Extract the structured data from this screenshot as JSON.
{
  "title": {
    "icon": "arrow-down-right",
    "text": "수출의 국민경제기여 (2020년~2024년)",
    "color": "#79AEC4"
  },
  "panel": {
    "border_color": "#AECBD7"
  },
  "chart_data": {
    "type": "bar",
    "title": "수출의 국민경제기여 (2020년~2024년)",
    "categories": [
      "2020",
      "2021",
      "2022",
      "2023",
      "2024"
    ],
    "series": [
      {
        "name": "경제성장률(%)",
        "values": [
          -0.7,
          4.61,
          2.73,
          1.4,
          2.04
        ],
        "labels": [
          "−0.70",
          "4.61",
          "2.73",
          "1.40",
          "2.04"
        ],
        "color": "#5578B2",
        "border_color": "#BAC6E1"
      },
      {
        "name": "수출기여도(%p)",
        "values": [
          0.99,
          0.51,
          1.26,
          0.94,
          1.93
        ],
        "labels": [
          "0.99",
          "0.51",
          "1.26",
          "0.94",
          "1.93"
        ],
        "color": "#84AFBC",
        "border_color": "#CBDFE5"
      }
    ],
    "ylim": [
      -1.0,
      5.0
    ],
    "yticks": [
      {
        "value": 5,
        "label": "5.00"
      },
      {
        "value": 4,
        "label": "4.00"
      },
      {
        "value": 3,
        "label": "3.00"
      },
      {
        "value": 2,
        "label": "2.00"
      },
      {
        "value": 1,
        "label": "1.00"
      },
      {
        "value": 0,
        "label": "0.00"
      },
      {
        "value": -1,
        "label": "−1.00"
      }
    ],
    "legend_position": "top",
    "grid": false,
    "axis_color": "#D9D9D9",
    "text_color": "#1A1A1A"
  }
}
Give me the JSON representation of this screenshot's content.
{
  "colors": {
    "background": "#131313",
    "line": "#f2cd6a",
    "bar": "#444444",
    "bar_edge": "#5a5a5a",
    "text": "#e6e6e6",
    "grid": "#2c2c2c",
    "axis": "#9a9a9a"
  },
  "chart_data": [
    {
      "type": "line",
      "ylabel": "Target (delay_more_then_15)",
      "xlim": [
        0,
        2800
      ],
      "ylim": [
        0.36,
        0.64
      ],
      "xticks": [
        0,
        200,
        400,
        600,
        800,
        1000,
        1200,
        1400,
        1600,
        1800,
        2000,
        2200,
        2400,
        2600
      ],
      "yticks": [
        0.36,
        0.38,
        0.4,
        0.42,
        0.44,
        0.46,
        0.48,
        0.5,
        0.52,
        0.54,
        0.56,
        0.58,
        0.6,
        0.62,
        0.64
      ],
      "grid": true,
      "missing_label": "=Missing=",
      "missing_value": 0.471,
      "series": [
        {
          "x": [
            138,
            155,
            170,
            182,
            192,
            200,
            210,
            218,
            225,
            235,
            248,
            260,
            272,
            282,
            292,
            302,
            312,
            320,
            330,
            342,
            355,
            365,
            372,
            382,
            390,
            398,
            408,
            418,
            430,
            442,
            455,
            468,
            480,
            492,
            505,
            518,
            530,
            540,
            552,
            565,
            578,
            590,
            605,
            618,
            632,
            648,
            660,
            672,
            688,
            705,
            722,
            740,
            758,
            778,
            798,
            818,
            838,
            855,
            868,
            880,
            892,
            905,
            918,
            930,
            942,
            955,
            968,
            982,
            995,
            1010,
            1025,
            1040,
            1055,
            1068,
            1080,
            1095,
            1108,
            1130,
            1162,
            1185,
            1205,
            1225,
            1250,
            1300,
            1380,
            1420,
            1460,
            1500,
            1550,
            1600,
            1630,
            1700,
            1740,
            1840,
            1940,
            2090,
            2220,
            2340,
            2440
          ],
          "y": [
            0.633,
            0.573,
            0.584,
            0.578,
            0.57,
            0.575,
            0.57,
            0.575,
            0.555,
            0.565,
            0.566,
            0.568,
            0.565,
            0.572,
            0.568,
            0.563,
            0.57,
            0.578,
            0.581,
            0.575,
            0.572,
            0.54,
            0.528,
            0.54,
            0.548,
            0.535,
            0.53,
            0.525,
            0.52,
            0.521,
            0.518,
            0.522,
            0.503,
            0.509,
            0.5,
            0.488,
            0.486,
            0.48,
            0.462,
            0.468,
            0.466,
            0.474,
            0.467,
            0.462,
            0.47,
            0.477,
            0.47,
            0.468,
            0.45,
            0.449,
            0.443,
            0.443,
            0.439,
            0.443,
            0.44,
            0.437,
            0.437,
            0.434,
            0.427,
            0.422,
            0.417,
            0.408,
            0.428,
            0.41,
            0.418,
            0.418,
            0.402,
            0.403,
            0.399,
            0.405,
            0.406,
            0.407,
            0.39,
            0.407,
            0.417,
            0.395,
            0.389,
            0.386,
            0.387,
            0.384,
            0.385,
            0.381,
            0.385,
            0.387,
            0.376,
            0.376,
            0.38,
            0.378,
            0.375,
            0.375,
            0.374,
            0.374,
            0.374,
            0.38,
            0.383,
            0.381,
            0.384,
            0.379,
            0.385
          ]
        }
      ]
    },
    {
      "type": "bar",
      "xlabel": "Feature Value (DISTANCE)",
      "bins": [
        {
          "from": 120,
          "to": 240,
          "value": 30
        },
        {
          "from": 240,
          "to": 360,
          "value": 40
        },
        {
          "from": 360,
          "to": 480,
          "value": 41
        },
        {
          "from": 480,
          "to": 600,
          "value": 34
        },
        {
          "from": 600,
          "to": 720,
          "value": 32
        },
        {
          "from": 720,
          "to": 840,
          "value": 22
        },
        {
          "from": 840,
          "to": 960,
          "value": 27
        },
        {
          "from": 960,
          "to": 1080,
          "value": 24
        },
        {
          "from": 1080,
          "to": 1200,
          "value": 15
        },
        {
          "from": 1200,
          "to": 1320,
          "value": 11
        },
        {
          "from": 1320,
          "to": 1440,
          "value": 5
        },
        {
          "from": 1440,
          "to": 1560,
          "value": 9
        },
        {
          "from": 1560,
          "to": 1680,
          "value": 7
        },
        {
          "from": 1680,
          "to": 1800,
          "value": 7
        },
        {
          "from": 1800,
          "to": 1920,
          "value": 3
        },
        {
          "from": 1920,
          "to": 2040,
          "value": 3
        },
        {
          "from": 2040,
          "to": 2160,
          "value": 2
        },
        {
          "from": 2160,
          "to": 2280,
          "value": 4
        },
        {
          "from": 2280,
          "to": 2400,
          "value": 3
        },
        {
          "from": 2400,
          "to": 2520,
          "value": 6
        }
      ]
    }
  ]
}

* **YOUR OBJECTIVE**
Give back the whole listing exactly as it reads.

* **ANSWER FOR THE TASK**
Extract the structured data from this screenshot as JSON.
{
  "title": {
    "icon": "arrow-down-right",
    "text": "수출의 국민경제기여 (2020년~2024년)",
    "color": "#79AEC4"
  },
  "panel": {
    "border_color": "#AECBD7"
  },
  "chart_data": {
    "type": "bar",
    "title": "수출의 국민경제기여 (2020년~2024년)",
    "categories": [
      "2020",
      "2021",
      "2022",
      "2023",
      "2024"
    ],
    "series": [
      {
        "name": "경제성장률(%)",
        "values": [
          -0.7,
          4.61,
          2.73,
          1.4,
          2.04
        ],
        "labels": [
          "−0.70",
          "4.61",
          "2.73",
          "1.40",
          "2.04"
        ],
        "color": "#5578B2",
        "border_color": "#BAC6E1"
      },
      {
        "name": "수출기여도(%p)",
        "values": [
          0.99,
          0.51,
          1.26,
          0.94,
          1.93
        ],
        "labels": [
          "0.99",
          "0.51",
          "1.26",
          "0.94",
          "1.93"
        ],
        "color": "#84AFBC",
        "border_color": "#CBDFE5"
      }
    ],
    "ylim": [
      -1.0,
      5.0
    ],
    "yticks": [
      {
        "value": 5,
        "label": "5.00"
      },
      {
        "value": 4,
        "label": "4.00"
      },
      {
        "value": 3,
        "label": "3.00"
      },
      {
        "value": 2,
        "label": "2.00"
      },
      {
        "value": 1,
        "label": "1.00"
      },
      {
        "value": 0,
        "label": "0.00"
      },
      {
        "value": -1,
        "label": "−1.00"
      }
    ],
    "legend_position": "top",
    "grid": false,
    "axis_color": "#D9D9D9",
    "text_color": "#1A1A1A"
  }
}
Give me the JSON representation of this screenshot's content.
{
  "colors": {
    "background": "#131313",
    "line": "#f2cd6a",
    "bar": "#444444",
    "bar_edge": "#5a5a5a",
    "text": "#e6e6e6",
    "grid": "#2c2c2c",
    "axis": "#9a9a9a"
  },
  "chart_data": [
    {
      "type": "line",
      "ylabel": "Target (delay_more_then_15)",
      "xlim": [
        0,
        2800
      ],
      "ylim": [
        0.36,
        0.64
      ],
      "xticks": [
        0,
        200,
        400,
        600,
        800,
        1000,
        1200,
        1400,
        1600,
        1800,
        2000,
        2200,
        2400,
        2600
      ],
      "yticks": [
        0.36,
        0.38,
        0.4,
        0.42,
        0.44,
        0.46,
        0.48,
        0.5,
        0.52,
        0.54,
        0.56,
        0.58,
        0.6,
        0.62,
        0.64
      ],
      "grid": true,
      "missing_label": "=Missing=",
      "missing_value": 0.471,
      "series": [
        {
          "x": [
            138,
            155,
            170,
            182,
            192,
            200,
            210,
            218,
            225,
            235,
            248,
            260,
            272,
            282,
            292,
            302,
            312,
            320,
            330,
            342,
            355,
            365,
            372,
            382,
            390,
            398,
            408,
            418,
            430,
            442,
            455,
            468,
            480,
            492,
            505,
            518,
            530,
            540,
            552,
            565,
            578,
            590,
            605,
            618,
            632,
            648,
            660,
            672,
            688,
            705,
            722,
            740,
            758,
            778,
            798,
            818,
            838,
            855,
            868,
            880,
            892,
            905,
            918,
            930,
            942,
            955,
            968,
            982,
            995,
            1010,
            1025,
            1040,
            1055,
            1068,
            1080,
            1095,
            1108,
            1130,
            1162,
            1185,
            1205,
            1225,
            1250,
            1300,
            1380,
            1420,
            1460,
            1500,
            1550,
            1600,
            1630,
            1700,
            1740,
            1840,
            1940,
            2090,
            2220,
            2340,
            2440
          ],
          "y": [
            0.633,
            0.573,
            0.584,
            0.578,
            0.57,
            0.575,
            0.57,
            0.575,
            0.555,
            0.565,
            0.566,
            0.568,
            0.565,
            0.572,
            0.568,
            0.563,
            0.57,
            0.578,
            0.581,
            0.575,
            0.572,
            0.54,
            0.528,
            0.54,
            0.548,
            0.535,
            0.53,
            0.525,
            0.52,
            0.521,
            0.518,
            0.522,
            0.503,
            0.509,
            0.5,
            0.488,
            0.486,
            0.48,
            0.462,
            0.468,
            0.466,
            0.474,
            0.467,
            0.462,
            0.47,
            0.477,
            0.47,
            0.468,
            0.45,
            0.449,
            0.443,
            0.443,
            0.439,
            0.443,
            0.44,
            0.437,
            0.437,
            0.434,
            0.427,
            0.422,
            0.417,
            0.408,
            0.428,
            0.41,
            0.418,
            0.418,
            0.402,
            0.403,
            0.399,
            0.405,
            0.406,
            0.407,
            0.39,
            0.407,
            0.417,
            0.395,
            0.389,
            0.386,
            0.387,
            0.384,
            0.385,
            0.381,
            0.385,
            0.387,
            0.376,
            0.376,
            0.38,
            0.378,
            0.375,
            0.375,
            0.374,
            0.374,
            0.374,
            0.38,
            0.383,
            0.381,
            0.384,
            0.379,
            0.385
          ]
        }
      ]
    },
    {
      "type": "bar",
      "xlabel": "Feature Value (DISTANCE)",
      "bins": [
        {
          "from": 120,
          "to": 240,
          "value": 30
        },
        {
          "from": 240,
          "to": 360,
          "value": 40
        },
        {
          "from": 360,
          "to": 480,
          "value": 41
        },
        {
          "from": 480,
          "to": 600,
          "value": 34
        },
        {
          "from": 600,
          "to": 720,
          "value": 32
        },
        {
          "from": 720,
          "to": 840,
          "value": 22
        },
        {
          "from": 840,
          "to": 960,
          "value": 27
        },
        {
          "from": 960,
          "to": 1080,
          "value": 24
        },
        {
          "from": 1080,
          "to": 1200,
          "value": 15
        },
        {
          "from": 1200,
          "to": 1320,
          "value": 11
        },
        {
          "from": 1320,
          "to": 1440,
          "value": 5
        },
        {
          "from": 1440,
          "to": 1560,
          "value": 9
        },
        {
          "from": 1560,
          "to": 1680,
          "value": 7
        },
        {
          "from": 1680,
          "to": 1800,
          "value": 7
        },
        {
          "from": 1800,
          "to": 1920,
          "value": 3
        },
        {
          "from": 1920,
          "to": 2040,
          "value": 3
        },
        {
          "from": 2040,
          "to": 2160,
          "value": 2
        },
        {
          "from": 2160,
          "to": 2280,
          "value": 4
        },
        {
          "from": 2280,
          "to": 2400,
          "value": 3
        },
        {
          "from": 2400,
          "to": 2520,
          "value": 6
        }
      ]
    }
  ]
}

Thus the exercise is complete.